TASK DESCRIPTION: Count the lines in the listing below that contain the string "Allemagne". Give only the number.
= = = = =
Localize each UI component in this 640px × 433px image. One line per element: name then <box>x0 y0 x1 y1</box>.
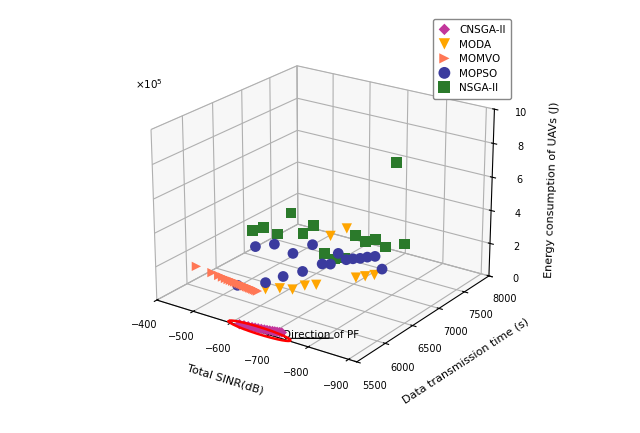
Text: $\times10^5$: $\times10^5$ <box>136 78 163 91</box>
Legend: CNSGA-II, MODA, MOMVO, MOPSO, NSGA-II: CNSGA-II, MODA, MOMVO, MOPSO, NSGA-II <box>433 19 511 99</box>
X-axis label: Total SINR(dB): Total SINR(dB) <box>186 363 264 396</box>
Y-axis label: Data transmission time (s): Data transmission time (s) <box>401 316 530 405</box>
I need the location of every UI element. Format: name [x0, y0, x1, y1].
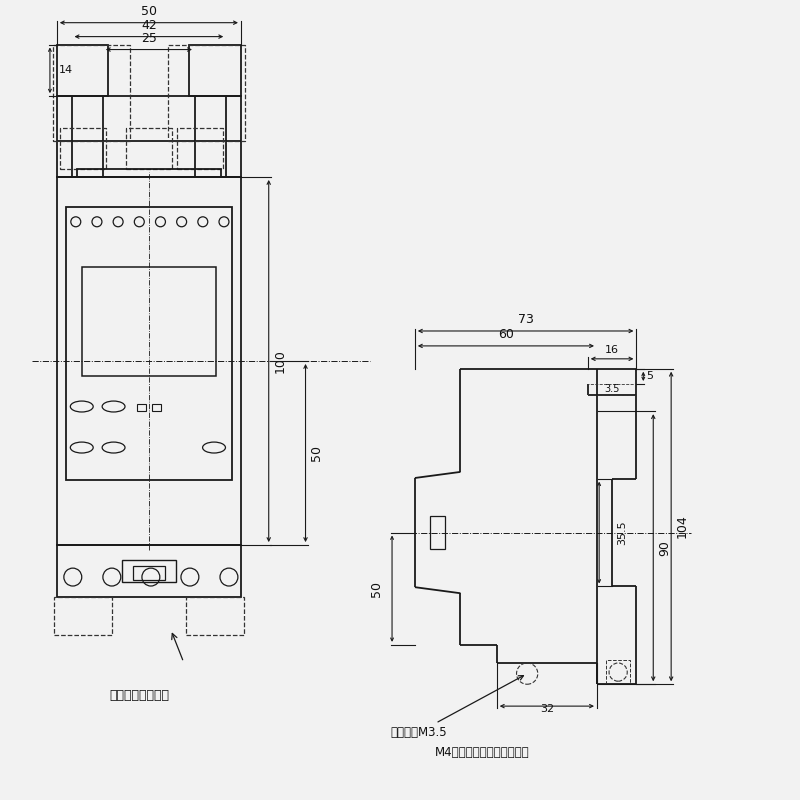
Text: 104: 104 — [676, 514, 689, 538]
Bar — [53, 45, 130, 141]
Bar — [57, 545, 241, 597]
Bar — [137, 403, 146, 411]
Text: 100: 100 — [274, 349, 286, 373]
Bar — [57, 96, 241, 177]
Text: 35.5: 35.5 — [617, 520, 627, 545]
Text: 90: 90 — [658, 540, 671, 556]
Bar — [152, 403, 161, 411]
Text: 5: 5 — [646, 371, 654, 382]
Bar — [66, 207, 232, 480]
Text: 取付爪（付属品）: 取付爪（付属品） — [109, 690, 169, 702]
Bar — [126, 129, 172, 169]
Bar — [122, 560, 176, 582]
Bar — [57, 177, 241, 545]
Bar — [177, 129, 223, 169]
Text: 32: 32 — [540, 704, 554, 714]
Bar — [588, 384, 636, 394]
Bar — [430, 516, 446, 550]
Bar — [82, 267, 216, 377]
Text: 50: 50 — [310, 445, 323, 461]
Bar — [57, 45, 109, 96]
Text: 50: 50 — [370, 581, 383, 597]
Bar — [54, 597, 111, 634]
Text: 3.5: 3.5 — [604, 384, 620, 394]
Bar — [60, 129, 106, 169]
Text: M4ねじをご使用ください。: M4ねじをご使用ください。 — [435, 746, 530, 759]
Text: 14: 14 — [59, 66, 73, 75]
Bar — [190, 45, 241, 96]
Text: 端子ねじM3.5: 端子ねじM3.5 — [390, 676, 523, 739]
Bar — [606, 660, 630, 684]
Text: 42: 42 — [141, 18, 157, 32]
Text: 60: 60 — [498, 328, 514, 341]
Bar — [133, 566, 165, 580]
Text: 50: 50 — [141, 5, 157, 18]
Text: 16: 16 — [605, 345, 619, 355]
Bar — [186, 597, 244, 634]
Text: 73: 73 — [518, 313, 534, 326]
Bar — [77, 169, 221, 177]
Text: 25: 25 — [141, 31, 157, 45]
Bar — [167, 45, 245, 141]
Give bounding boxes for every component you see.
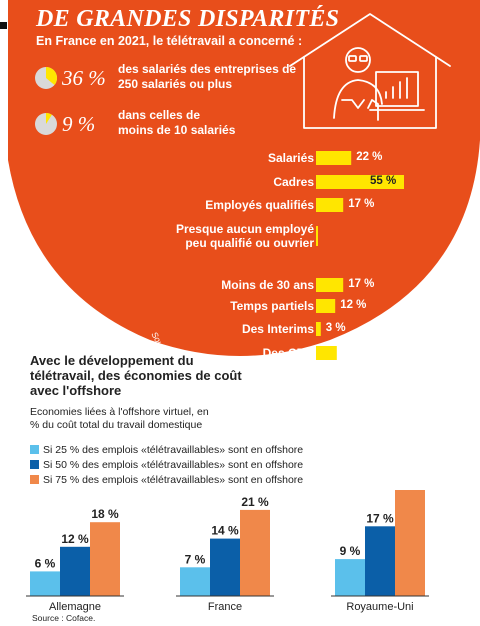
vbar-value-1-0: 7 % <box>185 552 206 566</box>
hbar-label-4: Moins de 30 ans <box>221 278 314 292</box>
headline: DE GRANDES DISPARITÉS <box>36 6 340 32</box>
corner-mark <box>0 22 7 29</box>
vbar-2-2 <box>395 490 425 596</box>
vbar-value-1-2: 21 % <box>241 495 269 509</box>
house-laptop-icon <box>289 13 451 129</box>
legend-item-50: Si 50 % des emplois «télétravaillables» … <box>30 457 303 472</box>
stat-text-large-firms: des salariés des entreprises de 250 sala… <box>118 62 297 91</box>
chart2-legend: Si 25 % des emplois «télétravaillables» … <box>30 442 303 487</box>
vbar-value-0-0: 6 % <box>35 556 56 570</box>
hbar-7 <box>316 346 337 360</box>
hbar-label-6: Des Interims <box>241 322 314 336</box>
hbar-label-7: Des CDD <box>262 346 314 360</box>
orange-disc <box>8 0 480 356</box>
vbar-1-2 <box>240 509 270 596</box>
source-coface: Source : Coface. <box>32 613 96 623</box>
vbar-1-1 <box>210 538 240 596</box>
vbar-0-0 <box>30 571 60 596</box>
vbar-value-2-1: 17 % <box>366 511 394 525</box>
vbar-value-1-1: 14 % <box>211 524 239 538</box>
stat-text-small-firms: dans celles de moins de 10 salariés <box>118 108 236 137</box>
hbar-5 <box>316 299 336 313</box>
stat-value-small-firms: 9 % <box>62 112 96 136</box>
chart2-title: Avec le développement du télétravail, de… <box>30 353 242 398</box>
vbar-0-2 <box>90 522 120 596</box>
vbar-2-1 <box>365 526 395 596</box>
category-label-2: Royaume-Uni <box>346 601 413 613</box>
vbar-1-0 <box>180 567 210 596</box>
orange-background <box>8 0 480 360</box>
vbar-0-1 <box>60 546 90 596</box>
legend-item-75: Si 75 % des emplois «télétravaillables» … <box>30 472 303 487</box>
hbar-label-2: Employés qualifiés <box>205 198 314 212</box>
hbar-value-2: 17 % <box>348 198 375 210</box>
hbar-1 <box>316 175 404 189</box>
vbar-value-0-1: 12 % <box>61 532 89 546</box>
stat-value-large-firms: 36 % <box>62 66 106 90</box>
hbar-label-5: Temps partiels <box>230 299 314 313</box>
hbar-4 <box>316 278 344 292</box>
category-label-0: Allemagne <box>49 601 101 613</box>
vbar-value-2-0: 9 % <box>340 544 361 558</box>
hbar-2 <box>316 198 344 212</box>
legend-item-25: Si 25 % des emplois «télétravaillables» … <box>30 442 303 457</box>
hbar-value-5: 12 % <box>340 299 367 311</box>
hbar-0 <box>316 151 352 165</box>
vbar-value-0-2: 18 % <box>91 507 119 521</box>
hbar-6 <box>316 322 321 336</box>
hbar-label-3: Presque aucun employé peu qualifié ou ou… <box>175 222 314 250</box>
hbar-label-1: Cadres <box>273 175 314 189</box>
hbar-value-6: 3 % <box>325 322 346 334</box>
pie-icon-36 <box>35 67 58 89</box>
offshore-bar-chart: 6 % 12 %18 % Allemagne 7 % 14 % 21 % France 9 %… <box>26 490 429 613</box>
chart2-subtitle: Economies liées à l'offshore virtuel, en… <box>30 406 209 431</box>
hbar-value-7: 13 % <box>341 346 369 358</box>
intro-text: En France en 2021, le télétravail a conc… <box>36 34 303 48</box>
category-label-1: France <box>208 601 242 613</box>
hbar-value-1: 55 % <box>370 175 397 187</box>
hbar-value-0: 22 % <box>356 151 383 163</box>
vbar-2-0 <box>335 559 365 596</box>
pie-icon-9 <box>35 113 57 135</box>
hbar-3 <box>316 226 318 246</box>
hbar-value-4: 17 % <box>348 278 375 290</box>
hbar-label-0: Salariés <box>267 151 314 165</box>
= = = = =
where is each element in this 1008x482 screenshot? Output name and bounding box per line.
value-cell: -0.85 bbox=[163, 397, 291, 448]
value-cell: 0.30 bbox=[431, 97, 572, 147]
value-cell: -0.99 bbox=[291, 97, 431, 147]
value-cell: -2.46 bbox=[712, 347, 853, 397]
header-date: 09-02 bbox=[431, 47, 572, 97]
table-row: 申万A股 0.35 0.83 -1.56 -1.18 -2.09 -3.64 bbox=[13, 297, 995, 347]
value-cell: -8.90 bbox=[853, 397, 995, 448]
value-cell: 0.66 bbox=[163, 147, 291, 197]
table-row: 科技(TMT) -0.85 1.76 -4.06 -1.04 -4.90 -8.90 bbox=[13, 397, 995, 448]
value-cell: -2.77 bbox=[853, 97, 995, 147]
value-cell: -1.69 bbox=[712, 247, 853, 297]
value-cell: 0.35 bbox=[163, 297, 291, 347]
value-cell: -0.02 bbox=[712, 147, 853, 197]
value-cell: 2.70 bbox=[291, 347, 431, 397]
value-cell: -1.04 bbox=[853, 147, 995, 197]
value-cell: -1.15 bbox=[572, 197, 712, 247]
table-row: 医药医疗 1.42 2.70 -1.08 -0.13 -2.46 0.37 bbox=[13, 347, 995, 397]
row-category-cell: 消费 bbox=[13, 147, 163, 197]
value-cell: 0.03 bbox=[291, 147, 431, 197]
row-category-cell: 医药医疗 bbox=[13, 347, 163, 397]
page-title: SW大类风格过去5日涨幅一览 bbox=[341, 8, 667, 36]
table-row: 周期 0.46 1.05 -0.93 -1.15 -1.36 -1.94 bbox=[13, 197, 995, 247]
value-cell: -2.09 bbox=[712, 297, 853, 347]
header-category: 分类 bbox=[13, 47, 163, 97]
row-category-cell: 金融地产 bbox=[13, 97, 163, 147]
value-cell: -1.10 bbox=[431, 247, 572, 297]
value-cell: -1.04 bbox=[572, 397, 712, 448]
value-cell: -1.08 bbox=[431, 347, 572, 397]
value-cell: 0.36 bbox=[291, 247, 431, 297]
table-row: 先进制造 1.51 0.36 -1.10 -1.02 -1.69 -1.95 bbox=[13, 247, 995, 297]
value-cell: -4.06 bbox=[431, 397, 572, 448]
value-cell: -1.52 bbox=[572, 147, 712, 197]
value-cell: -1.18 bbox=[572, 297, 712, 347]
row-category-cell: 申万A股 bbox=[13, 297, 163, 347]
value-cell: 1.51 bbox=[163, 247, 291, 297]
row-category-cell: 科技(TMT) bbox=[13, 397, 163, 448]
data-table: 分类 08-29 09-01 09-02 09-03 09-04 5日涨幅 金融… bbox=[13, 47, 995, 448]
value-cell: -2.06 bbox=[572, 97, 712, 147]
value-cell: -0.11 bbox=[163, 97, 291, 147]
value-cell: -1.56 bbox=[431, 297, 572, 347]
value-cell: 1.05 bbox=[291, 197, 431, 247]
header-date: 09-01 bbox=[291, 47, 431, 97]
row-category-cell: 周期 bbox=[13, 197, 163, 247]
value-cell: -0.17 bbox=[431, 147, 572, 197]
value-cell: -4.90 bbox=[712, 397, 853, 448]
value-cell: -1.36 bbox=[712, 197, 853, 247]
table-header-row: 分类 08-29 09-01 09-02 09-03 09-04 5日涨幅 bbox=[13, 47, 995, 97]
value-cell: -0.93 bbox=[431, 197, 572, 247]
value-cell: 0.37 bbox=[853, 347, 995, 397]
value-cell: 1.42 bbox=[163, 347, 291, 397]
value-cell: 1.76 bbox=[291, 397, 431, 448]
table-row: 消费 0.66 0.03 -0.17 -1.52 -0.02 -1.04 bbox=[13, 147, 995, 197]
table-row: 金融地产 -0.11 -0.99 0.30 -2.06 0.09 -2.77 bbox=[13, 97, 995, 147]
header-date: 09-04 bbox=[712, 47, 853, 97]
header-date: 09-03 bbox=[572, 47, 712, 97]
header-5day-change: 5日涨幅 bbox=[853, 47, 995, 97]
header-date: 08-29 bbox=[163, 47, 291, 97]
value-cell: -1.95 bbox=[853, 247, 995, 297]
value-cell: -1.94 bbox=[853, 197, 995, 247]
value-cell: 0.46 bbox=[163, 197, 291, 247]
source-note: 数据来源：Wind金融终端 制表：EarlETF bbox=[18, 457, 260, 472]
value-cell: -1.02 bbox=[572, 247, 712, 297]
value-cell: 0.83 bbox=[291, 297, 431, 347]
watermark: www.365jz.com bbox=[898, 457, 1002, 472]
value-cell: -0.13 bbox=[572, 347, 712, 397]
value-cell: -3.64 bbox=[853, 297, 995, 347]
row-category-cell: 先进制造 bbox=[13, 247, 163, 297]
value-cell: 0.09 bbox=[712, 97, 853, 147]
= = = = =
SOLVED EXERCISE: 2